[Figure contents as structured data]
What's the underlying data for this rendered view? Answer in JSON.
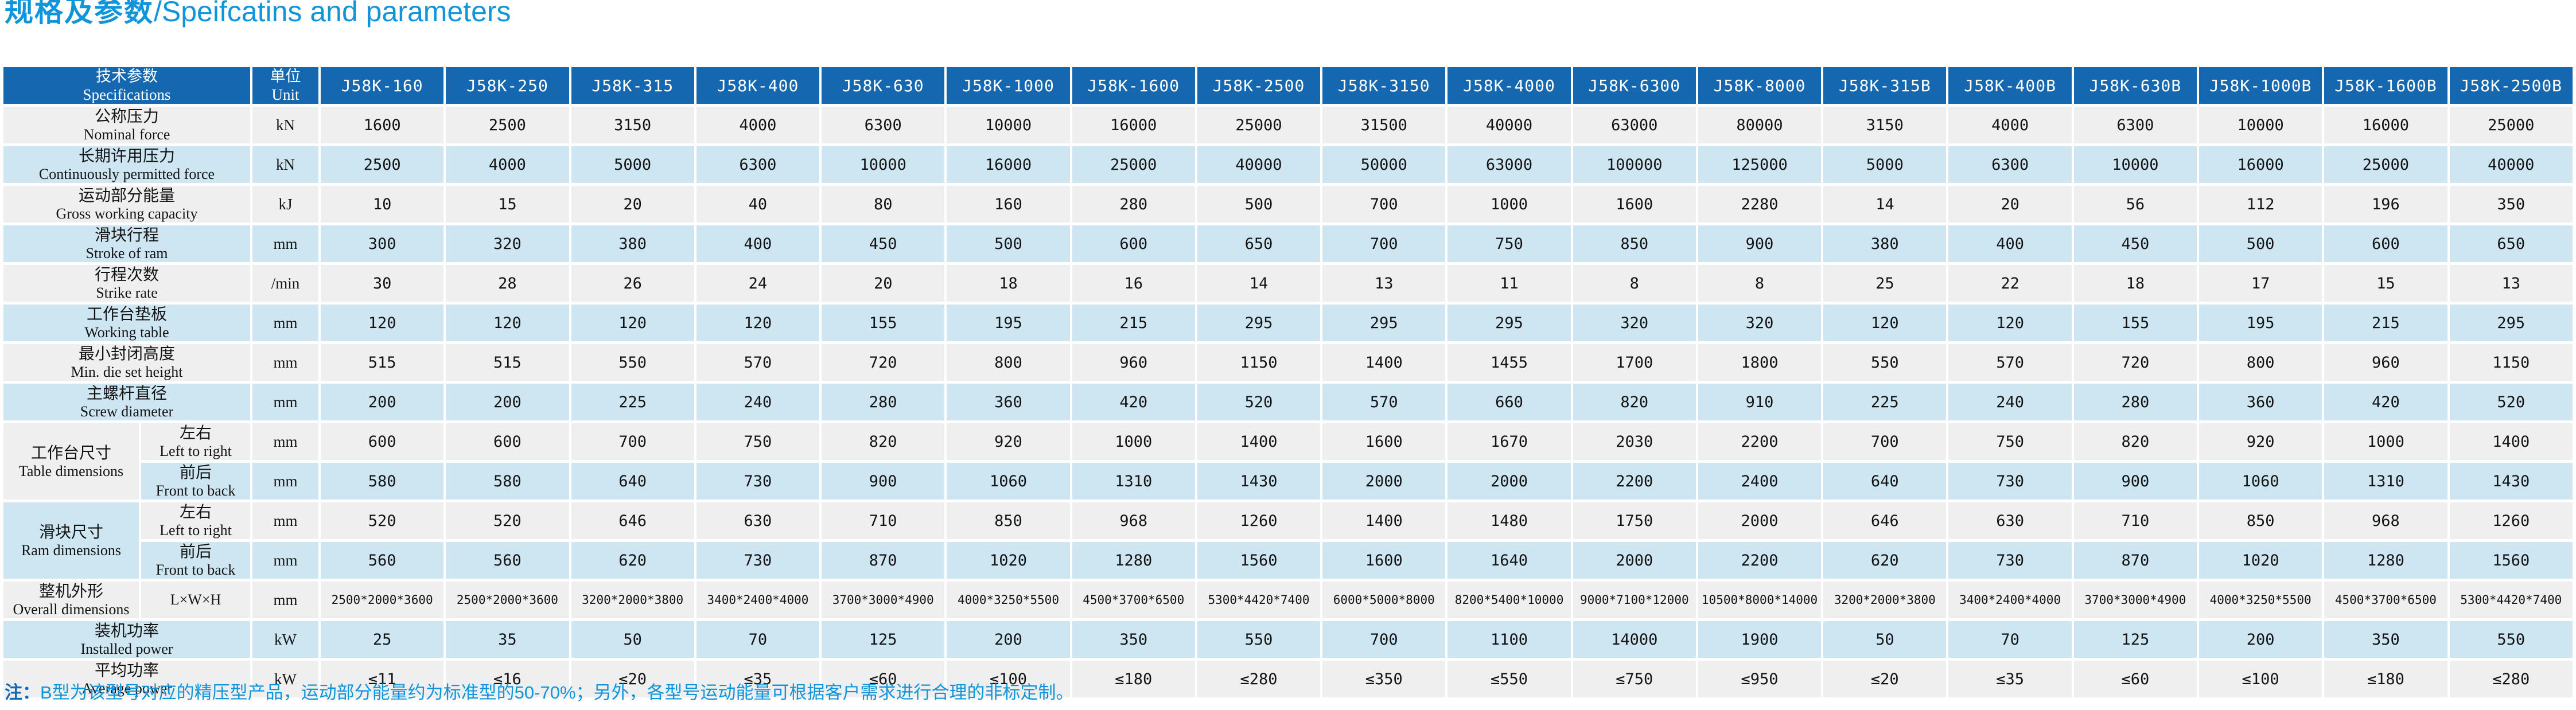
{
  "title": {
    "zh": "规格及参数",
    "en": "/Speifcatins and parameters"
  },
  "note": {
    "prefix": "注：",
    "text": "B型为该型号对应的精压型产品，运动部分能量约为标准型的50-70%；另外，各型号运动能量可根据客户需求进行合理的非标定制。"
  },
  "colors": {
    "accent_blue": "#1095DB",
    "header_bg": "#1568B0",
    "row_gray": "#EFEFEF",
    "row_blue": "#CDE6F2"
  },
  "table": {
    "spec_header": {
      "zh": "技术参数",
      "en": "Specifications"
    },
    "unit_header": {
      "zh": "单位",
      "en": "Unit"
    },
    "models": [
      "J58K-160",
      "J58K-250",
      "J58K-315",
      "J58K-400",
      "J58K-630",
      "J58K-1000",
      "J58K-1600",
      "J58K-2500",
      "J58K-3150",
      "J58K-4000",
      "J58K-6300",
      "J58K-8000",
      "J58K-315B",
      "J58K-400B",
      "J58K-630B",
      "J58K-1000B",
      "J58K-1600B",
      "J58K-2500B"
    ],
    "rows": [
      {
        "zh": "公称压力",
        "en": "Nominal force",
        "unit": "kN",
        "tone": "gray",
        "values": [
          "1600",
          "2500",
          "3150",
          "4000",
          "6300",
          "10000",
          "16000",
          "25000",
          "31500",
          "40000",
          "63000",
          "80000",
          "3150",
          "4000",
          "6300",
          "10000",
          "16000",
          "25000"
        ]
      },
      {
        "zh": "长期许用压力",
        "en": "Continuously permitted force",
        "unit": "kN",
        "tone": "blue",
        "values": [
          "2500",
          "4000",
          "5000",
          "6300",
          "10000",
          "16000",
          "25000",
          "40000",
          "50000",
          "63000",
          "100000",
          "125000",
          "5000",
          "6300",
          "10000",
          "16000",
          "25000",
          "40000"
        ]
      },
      {
        "zh": "运动部分能量",
        "en": "Gross working capacity",
        "unit": "kJ",
        "tone": "gray",
        "values": [
          "10",
          "15",
          "20",
          "40",
          "80",
          "160",
          "280",
          "500",
          "700",
          "1000",
          "1600",
          "2280",
          "14",
          "20",
          "56",
          "112",
          "196",
          "350"
        ]
      },
      {
        "zh": "滑块行程",
        "en": "Stroke of ram",
        "unit": "mm",
        "tone": "blue",
        "values": [
          "300",
          "320",
          "380",
          "400",
          "450",
          "500",
          "600",
          "650",
          "700",
          "750",
          "850",
          "900",
          "380",
          "400",
          "450",
          "500",
          "600",
          "650"
        ]
      },
      {
        "zh": "行程次数",
        "en": "Strike rate",
        "unit": "/min",
        "tone": "gray",
        "values": [
          "30",
          "28",
          "26",
          "24",
          "20",
          "18",
          "16",
          "14",
          "13",
          "11",
          "8",
          "8",
          "25",
          "22",
          "18",
          "17",
          "15",
          "13"
        ]
      },
      {
        "zh": "工作台垫板",
        "en": "Working table",
        "unit": "mm",
        "tone": "blue",
        "values": [
          "120",
          "120",
          "120",
          "120",
          "155",
          "195",
          "215",
          "295",
          "295",
          "295",
          "320",
          "320",
          "120",
          "120",
          "155",
          "195",
          "215",
          "295"
        ]
      },
      {
        "zh": "最小封闭高度",
        "en": "Min. die set height",
        "unit": "mm",
        "tone": "gray",
        "values": [
          "515",
          "515",
          "550",
          "570",
          "720",
          "800",
          "960",
          "1150",
          "1400",
          "1455",
          "1700",
          "1800",
          "550",
          "570",
          "720",
          "800",
          "960",
          "1150"
        ]
      },
      {
        "zh": "主螺杆直径",
        "en": "Screw diameter",
        "unit": "mm",
        "tone": "blue",
        "values": [
          "200",
          "200",
          "225",
          "240",
          "280",
          "360",
          "420",
          "520",
          "570",
          "660",
          "820",
          "910",
          "225",
          "240",
          "280",
          "360",
          "420",
          "520"
        ]
      },
      {
        "group": {
          "zh": "工作台尺寸",
          "en": "Table dimensions",
          "span": 2,
          "tone": "gray"
        },
        "zh": "左右",
        "en": "Left to right",
        "unit": "mm",
        "tone": "gray",
        "values": [
          "600",
          "600",
          "700",
          "750",
          "820",
          "920",
          "1000",
          "1400",
          "1600",
          "1670",
          "2030",
          "2200",
          "700",
          "750",
          "820",
          "920",
          "1000",
          "1400"
        ]
      },
      {
        "in_group": true,
        "zh": "前后",
        "en": "Front to back",
        "unit": "mm",
        "tone": "blue",
        "values": [
          "580",
          "580",
          "640",
          "730",
          "900",
          "1060",
          "1310",
          "1430",
          "2000",
          "2000",
          "2200",
          "2400",
          "640",
          "730",
          "900",
          "1060",
          "1310",
          "1430"
        ]
      },
      {
        "group": {
          "zh": "滑块尺寸",
          "en": "Ram dimensions",
          "span": 2,
          "tone": "blue"
        },
        "zh": "左右",
        "en": "Left to right",
        "unit": "mm",
        "tone": "gray",
        "values": [
          "520",
          "520",
          "646",
          "630",
          "710",
          "850",
          "968",
          "1260",
          "1400",
          "1480",
          "1750",
          "2000",
          "646",
          "630",
          "710",
          "850",
          "968",
          "1260"
        ]
      },
      {
        "in_group": true,
        "zh": "前后",
        "en": "Front to back",
        "unit": "mm",
        "tone": "blue",
        "values": [
          "560",
          "560",
          "620",
          "730",
          "870",
          "1020",
          "1280",
          "1560",
          "1600",
          "1640",
          "2000",
          "2200",
          "620",
          "730",
          "870",
          "1020",
          "1280",
          "1560"
        ]
      },
      {
        "group": {
          "zh": "整机外形",
          "en": "Overall dimensions",
          "span": 1,
          "tone": "gray"
        },
        "zh": "L×W×H",
        "en": "",
        "unit": "mm",
        "tone": "gray",
        "dims": true,
        "values": [
          "2500*2000*3600",
          "2500*2000*3600",
          "3200*2000*3800",
          "3400*2400*4000",
          "3700*3000*4900",
          "4000*3250*5500",
          "4500*3700*6500",
          "5300*4420*7400",
          "6000*5000*8000",
          "8200*5400*10000",
          "9000*7100*12000",
          "10500*8000*14000",
          "3200*2000*3800",
          "3400*2400*4000",
          "3700*3000*4900",
          "4000*3250*5500",
          "4500*3700*6500",
          "5300*4420*7400"
        ]
      },
      {
        "zh": "装机功率",
        "en": "Installed power",
        "unit": "kW",
        "tone": "blue",
        "values": [
          "25",
          "35",
          "50",
          "70",
          "125",
          "200",
          "350",
          "550",
          "700",
          "1100",
          "14000",
          "1900",
          "50",
          "70",
          "125",
          "200",
          "350",
          "550"
        ]
      },
      {
        "zh": "平均功率",
        "en": "Average power",
        "unit": "kW",
        "tone": "gray",
        "values": [
          "≤11",
          "≤16",
          "≤20",
          "≤35",
          "≤60",
          "≤100",
          "≤180",
          "≤280",
          "≤350",
          "≤550",
          "≤750",
          "≤950",
          "≤20",
          "≤35",
          "≤60",
          "≤100",
          "≤180",
          "≤280"
        ]
      }
    ]
  }
}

# Given task
Excluding the pictures, restate the records above word for word.

# Answer in full
What's the underlying data for this rendered view? Answer in JSON.
{
  "title": {
    "zh": "规格及参数",
    "en": "/Speifcatins and parameters"
  },
  "note": {
    "prefix": "注：",
    "text": "B型为该型号对应的精压型产品，运动部分能量约为标准型的50-70%；另外，各型号运动能量可根据客户需求进行合理的非标定制。"
  },
  "colors": {
    "accent_blue": "#1095DB",
    "header_bg": "#1568B0",
    "row_gray": "#EFEFEF",
    "row_blue": "#CDE6F2"
  },
  "table": {
    "spec_header": {
      "zh": "技术参数",
      "en": "Specifications"
    },
    "unit_header": {
      "zh": "单位",
      "en": "Unit"
    },
    "models": [
      "J58K-160",
      "J58K-250",
      "J58K-315",
      "J58K-400",
      "J58K-630",
      "J58K-1000",
      "J58K-1600",
      "J58K-2500",
      "J58K-3150",
      "J58K-4000",
      "J58K-6300",
      "J58K-8000",
      "J58K-315B",
      "J58K-400B",
      "J58K-630B",
      "J58K-1000B",
      "J58K-1600B",
      "J58K-2500B"
    ],
    "rows": [
      {
        "zh": "公称压力",
        "en": "Nominal force",
        "unit": "kN",
        "tone": "gray",
        "values": [
          "1600",
          "2500",
          "3150",
          "4000",
          "6300",
          "10000",
          "16000",
          "25000",
          "31500",
          "40000",
          "63000",
          "80000",
          "3150",
          "4000",
          "6300",
          "10000",
          "16000",
          "25000"
        ]
      },
      {
        "zh": "长期许用压力",
        "en": "Continuously permitted force",
        "unit": "kN",
        "tone": "blue",
        "values": [
          "2500",
          "4000",
          "5000",
          "6300",
          "10000",
          "16000",
          "25000",
          "40000",
          "50000",
          "63000",
          "100000",
          "125000",
          "5000",
          "6300",
          "10000",
          "16000",
          "25000",
          "40000"
        ]
      },
      {
        "zh": "运动部分能量",
        "en": "Gross working capacity",
        "unit": "kJ",
        "tone": "gray",
        "values": [
          "10",
          "15",
          "20",
          "40",
          "80",
          "160",
          "280",
          "500",
          "700",
          "1000",
          "1600",
          "2280",
          "14",
          "20",
          "56",
          "112",
          "196",
          "350"
        ]
      },
      {
        "zh": "滑块行程",
        "en": "Stroke of ram",
        "unit": "mm",
        "tone": "blue",
        "values": [
          "300",
          "320",
          "380",
          "400",
          "450",
          "500",
          "600",
          "650",
          "700",
          "750",
          "850",
          "900",
          "380",
          "400",
          "450",
          "500",
          "600",
          "650"
        ]
      },
      {
        "zh": "行程次数",
        "en": "Strike rate",
        "unit": "/min",
        "tone": "gray",
        "values": [
          "30",
          "28",
          "26",
          "24",
          "20",
          "18",
          "16",
          "14",
          "13",
          "11",
          "8",
          "8",
          "25",
          "22",
          "18",
          "17",
          "15",
          "13"
        ]
      },
      {
        "zh": "工作台垫板",
        "en": "Working table",
        "unit": "mm",
        "tone": "blue",
        "values": [
          "120",
          "120",
          "120",
          "120",
          "155",
          "195",
          "215",
          "295",
          "295",
          "295",
          "320",
          "320",
          "120",
          "120",
          "155",
          "195",
          "215",
          "295"
        ]
      },
      {
        "zh": "最小封闭高度",
        "en": "Min. die set height",
        "unit": "mm",
        "tone": "gray",
        "values": [
          "515",
          "515",
          "550",
          "570",
          "720",
          "800",
          "960",
          "1150",
          "1400",
          "1455",
          "1700",
          "1800",
          "550",
          "570",
          "720",
          "800",
          "960",
          "1150"
        ]
      },
      {
        "zh": "主螺杆直径",
        "en": "Screw diameter",
        "unit": "mm",
        "tone": "blue",
        "values": [
          "200",
          "200",
          "225",
          "240",
          "280",
          "360",
          "420",
          "520",
          "570",
          "660",
          "820",
          "910",
          "225",
          "240",
          "280",
          "360",
          "420",
          "520"
        ]
      },
      {
        "group": {
          "zh": "工作台尺寸",
          "en": "Table dimensions",
          "span": 2,
          "tone": "gray"
        },
        "zh": "左右",
        "en": "Left to right",
        "unit": "mm",
        "tone": "gray",
        "values": [
          "600",
          "600",
          "700",
          "750",
          "820",
          "920",
          "1000",
          "1400",
          "1600",
          "1670",
          "2030",
          "2200",
          "700",
          "750",
          "820",
          "920",
          "1000",
          "1400"
        ]
      },
      {
        "in_group": true,
        "zh": "前后",
        "en": "Front to back",
        "unit": "mm",
        "tone": "blue",
        "values": [
          "580",
          "580",
          "640",
          "730",
          "900",
          "1060",
          "1310",
          "1430",
          "2000",
          "2000",
          "2200",
          "2400",
          "640",
          "730",
          "900",
          "1060",
          "1310",
          "1430"
        ]
      },
      {
        "group": {
          "zh": "滑块尺寸",
          "en": "Ram dimensions",
          "span": 2,
          "tone": "blue"
        },
        "zh": "左右",
        "en": "Left to right",
        "unit": "mm",
        "tone": "gray",
        "values": [
          "520",
          "520",
          "646",
          "630",
          "710",
          "850",
          "968",
          "1260",
          "1400",
          "1480",
          "1750",
          "2000",
          "646",
          "630",
          "710",
          "850",
          "968",
          "1260"
        ]
      },
      {
        "in_group": true,
        "zh": "前后",
        "en": "Front to back",
        "unit": "mm",
        "tone": "blue",
        "values": [
          "560",
          "560",
          "620",
          "730",
          "870",
          "1020",
          "1280",
          "1560",
          "1600",
          "1640",
          "2000",
          "2200",
          "620",
          "730",
          "870",
          "1020",
          "1280",
          "1560"
        ]
      },
      {
        "group": {
          "zh": "整机外形",
          "en": "Overall dimensions",
          "span": 1,
          "tone": "gray"
        },
        "zh": "L×W×H",
        "en": "",
        "unit": "mm",
        "tone": "gray",
        "dims": true,
        "values": [
          "2500*2000*3600",
          "2500*2000*3600",
          "3200*2000*3800",
          "3400*2400*4000",
          "3700*3000*4900",
          "4000*3250*5500",
          "4500*3700*6500",
          "5300*4420*7400",
          "6000*5000*8000",
          "8200*5400*10000",
          "9000*7100*12000",
          "10500*8000*14000",
          "3200*2000*3800",
          "3400*2400*4000",
          "3700*3000*4900",
          "4000*3250*5500",
          "4500*3700*6500",
          "5300*4420*7400"
        ]
      },
      {
        "zh": "装机功率",
        "en": "Installed power",
        "unit": "kW",
        "tone": "blue",
        "values": [
          "25",
          "35",
          "50",
          "70",
          "125",
          "200",
          "350",
          "550",
          "700",
          "1100",
          "14000",
          "1900",
          "50",
          "70",
          "125",
          "200",
          "350",
          "550"
        ]
      },
      {
        "zh": "平均功率",
        "en": "Average power",
        "unit": "kW",
        "tone": "gray",
        "values": [
          "≤11",
          "≤16",
          "≤20",
          "≤35",
          "≤60",
          "≤100",
          "≤180",
          "≤280",
          "≤350",
          "≤550",
          "≤750",
          "≤950",
          "≤20",
          "≤35",
          "≤60",
          "≤100",
          "≤180",
          "≤280"
        ]
      }
    ]
  }
}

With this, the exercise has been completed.